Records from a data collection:

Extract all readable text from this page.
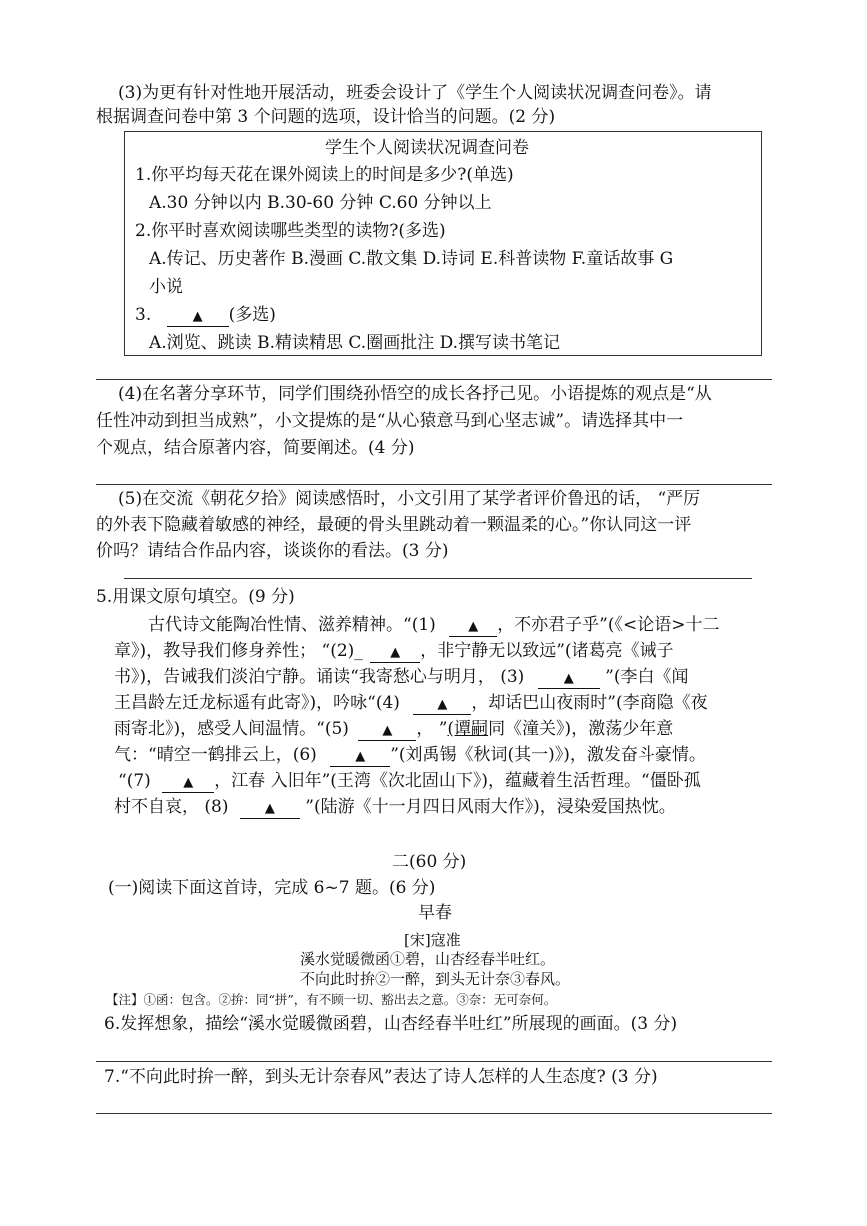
(3)为更有针对性地开展活动，班委会设计了《学生个人阅读状况调查问卷》。请
根据调查问卷中第 3 个问题的选项，设计恰当的问题。(2 分)
学生个人阅读状况调查问卷
1.你平均每天花在课外阅读上的时间是多少?(单选)
A.30 分钟以内 B.30-60 分钟 C.60 分钟以上
2.你平时喜欢阅读哪些类型的读物?(多选)
A.传记、历史著作 B.漫画 C.散文集 D.诗词 E.科普读物 F.童话故事 G
小说
3.	▲ (多选)
A.浏览、跳读 B.精读精思 C.圈画批注 D.撰写读书笔记
(4)在名著分享环节，同学们围绕孙悟空的成长各抒己见。小语提炼的观点是“从
任性冲动到担当成熟”，小文提炼的是“从心猿意马到心坚志诚”。请选择其中一
个观点，结合原著内容，简要阐述。(4 分)
(5)在交流《朝花夕拾》阅读感悟时，小文引用了某学者评价鲁迅的话， “严厉
的外表下隐藏着敏感的神经，最硬的骨头里跳动着一颗温柔的心。”你认同这一评
价吗？请结合作品内容，谈谈你的看法。(3 分)
5.用课文原句填空。(9 分)
古代诗文能陶冶性情、滋养精神。“(1) ▲ ，不亦君子乎”(《<论语>十二
章》)，教导我们修身养性； “(2)_ ▲ ，非宁静无以致远”(诸葛亮《诫子
书》)，告诫我们淡泊宁静。诵读“我寄愁心与明月， (3)	▲ ”(李白《闻
王昌龄左迁龙标遥有此寄》)，吟咏“(4)	▲ ，却话巴山夜雨时”(李商隐《夜
雨寄北》)，感受人间温情。“(5)	▲ ， ”(谭嗣同《潼关》)，激荡少年意
气：“晴空一鹤排云上，(6)	▲ ”(刘禹锡《秋词(其一)》)，激发奋斗豪情。
“(7) ▲ ，江春 入旧年”(王湾《次北固山下》)，蕴藏着生活哲理。“僵卧孤
村不自哀， (8)	▲ ”(陆游《十一月四日风雨大作》)，浸染爱国热忱。
二(60 分)
(一)阅读下面这首诗，完成 6~7 题。(6 分)
早春
[宋]寇准
溪水觉暖微函①碧，山杏经春半吐红。
不向此时拚②一醉，到头无计奈③春风。
【注】①函：包含。②拚：同“拼”，有不顾一切、豁出去之意。③奈：无可奈何。
6.发挥想象，描绘“溪水觉暖微函碧，山杏经春半吐红”所展现的画面。(3 分)
7.“不向此时拚一醉，到头无计奈春风”表达了诗人怎样的人生态度? (3 分)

WHAT TO DO: The material above holds pictures; copy everything else in it exactly.

RESPONSE:
Extract all readable text from this page.
(3)为更有针对性地开展活动，班委会设计了《学生个人阅读状况调查问卷》。请
根据调查问卷中第 3 个问题的选项，设计恰当的问题。(2 分)
学生个人阅读状况调查问卷
1.你平均每天花在课外阅读上的时间是多少?(单选)
A.30 分钟以内 B.30-60 分钟 C.60 分钟以上
2.你平时喜欢阅读哪些类型的读物?(多选)
A.传记、历史著作 B.漫画 C.散文集 D.诗词 E.科普读物 F.童话故事 G
小说
3.	▲ (多选)
A.浏览、跳读 B.精读精思 C.圈画批注 D.撰写读书笔记
(4)在名著分享环节，同学们围绕孙悟空的成长各抒己见。小语提炼的观点是“从
任性冲动到担当成熟”，小文提炼的是“从心猿意马到心坚志诚”。请选择其中一
个观点，结合原著内容，简要阐述。(4 分)
(5)在交流《朝花夕拾》阅读感悟时，小文引用了某学者评价鲁迅的话， “严厉
的外表下隐藏着敏感的神经，最硬的骨头里跳动着一颗温柔的心。”你认同这一评
价吗？请结合作品内容，谈谈你的看法。(3 分)
5.用课文原句填空。(9 分)
古代诗文能陶冶性情、滋养精神。“(1) ▲ ，不亦君子乎”(《<论语>十二
章》)，教导我们修身养性； “(2)_ ▲ ，非宁静无以致远”(诸葛亮《诫子
书》)，告诫我们淡泊宁静。诵读“我寄愁心与明月， (3)	▲ ”(李白《闻
王昌龄左迁龙标遥有此寄》)，吟咏“(4)	▲ ，却话巴山夜雨时”(李商隐《夜
雨寄北》)，感受人间温情。“(5)	▲ ， ”(谭嗣同《潼关》)，激荡少年意
气：“晴空一鹤排云上，(6)	▲ ”(刘禹锡《秋词(其一)》)，激发奋斗豪情。
“(7) ▲ ，江春 入旧年”(王湾《次北固山下》)，蕴藏着生活哲理。“僵卧孤
村不自哀， (8)	▲ ”(陆游《十一月四日风雨大作》)，浸染爱国热忱。
二(60 分)
(一)阅读下面这首诗，完成 6~7 题。(6 分)
早春
[宋]寇准
溪水觉暖微函①碧，山杏经春半吐红。
不向此时拚②一醉，到头无计奈③春风。
【注】①函：包含。②拚：同“拼”，有不顾一切、豁出去之意。③奈：无可奈何。
6.发挥想象，描绘“溪水觉暖微函碧，山杏经春半吐红”所展现的画面。(3 分)
7.“不向此时拚一醉，到头无计奈春风”表达了诗人怎样的人生态度? (3 分)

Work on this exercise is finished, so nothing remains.